- [Exercise] Repeat all the records exactly, omitting pictures.

- [Excerpted data]
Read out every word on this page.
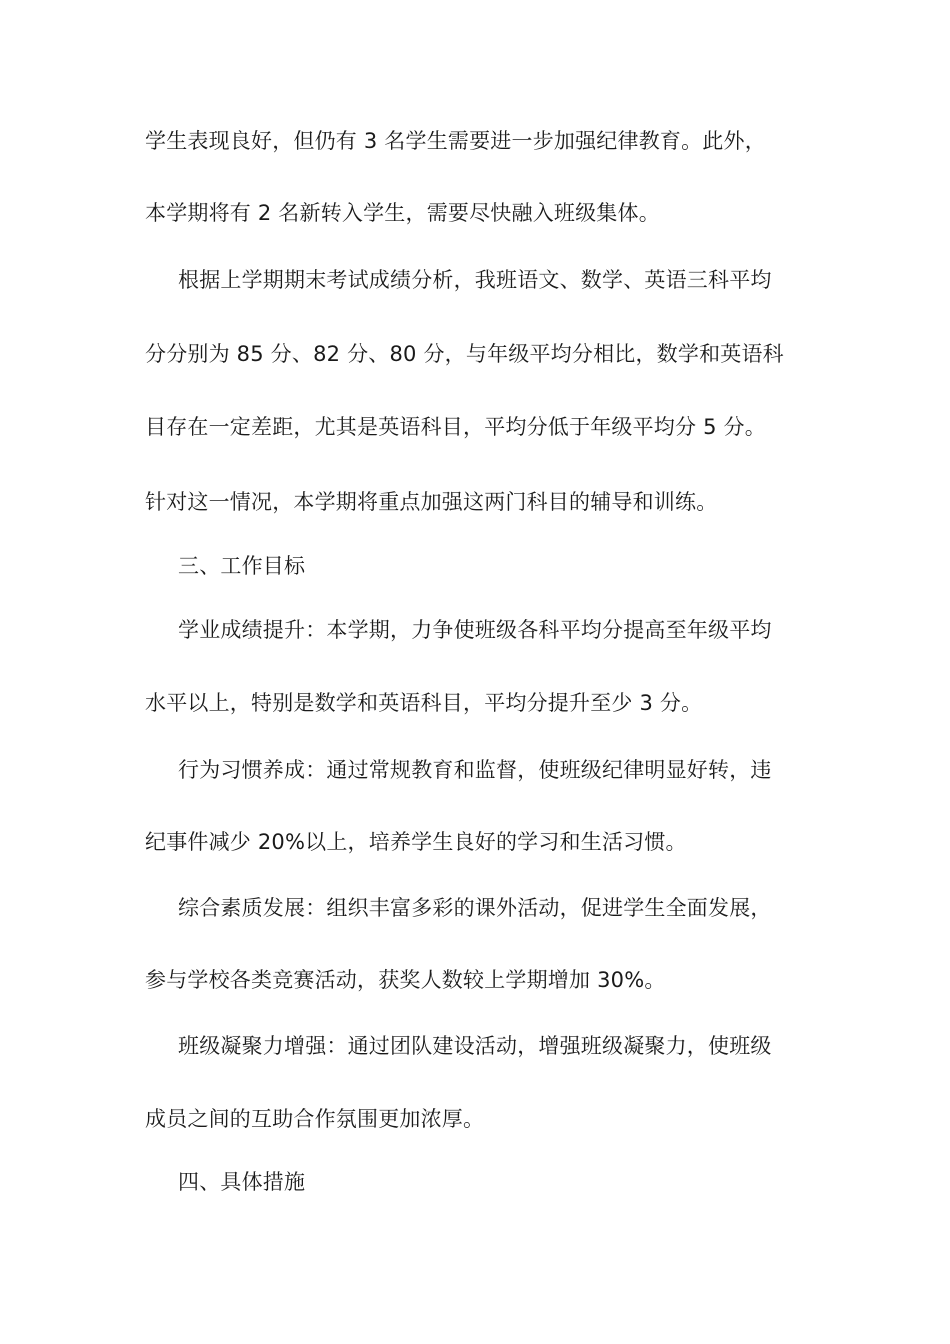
学生表现良好，但仍有 3 名学生需要进一步加强纪律教育。此外，
本学期将有 2 名新转入学生，需要尽快融入班级集体。
根据上学期期末考试成绩分析，我班语文、数学、英语三科平均
分分别为 85 分、82 分、80 分，与年级平均分相比，数学和英语科
目存在一定差距，尤其是英语科目，平均分低于年级平均分 5 分。
针对这一情况，本学期将重点加强这两门科目的辅导和训练。
三、工作目标
学业成绩提升：本学期，力争使班级各科平均分提高至年级平均
水平以上，特别是数学和英语科目，平均分提升至少 3 分。
行为习惯养成：通过常规教育和监督，使班级纪律明显好转，违
纪事件减少 20%以上，培养学生良好的学习和生活习惯。
综合素质发展：组织丰富多彩的课外活动，促进学生全面发展，
参与学校各类竞赛活动，获奖人数较上学期增加 30%。
班级凝聚力增强：通过团队建设活动，增强班级凝聚力，使班级
成员之间的互助合作氛围更加浓厚。
四、具体措施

- [Response below]
Read out every word on this page.
学生表现良好，但仍有 3 名学生需要进一步加强纪律教育。此外，
本学期将有 2 名新转入学生，需要尽快融入班级集体。
根据上学期期末考试成绩分析，我班语文、数学、英语三科平均
分分别为 85 分、82 分、80 分，与年级平均分相比，数学和英语科
目存在一定差距，尤其是英语科目，平均分低于年级平均分 5 分。
针对这一情况，本学期将重点加强这两门科目的辅导和训练。
三、工作目标
学业成绩提升：本学期，力争使班级各科平均分提高至年级平均
水平以上，特别是数学和英语科目，平均分提升至少 3 分。
行为习惯养成：通过常规教育和监督，使班级纪律明显好转，违
纪事件减少 20%以上，培养学生良好的学习和生活习惯。
综合素质发展：组织丰富多彩的课外活动，促进学生全面发展，
参与学校各类竞赛活动，获奖人数较上学期增加 30%。
班级凝聚力增强：通过团队建设活动，增强班级凝聚力，使班级
成员之间的互助合作氛围更加浓厚。
四、具体措施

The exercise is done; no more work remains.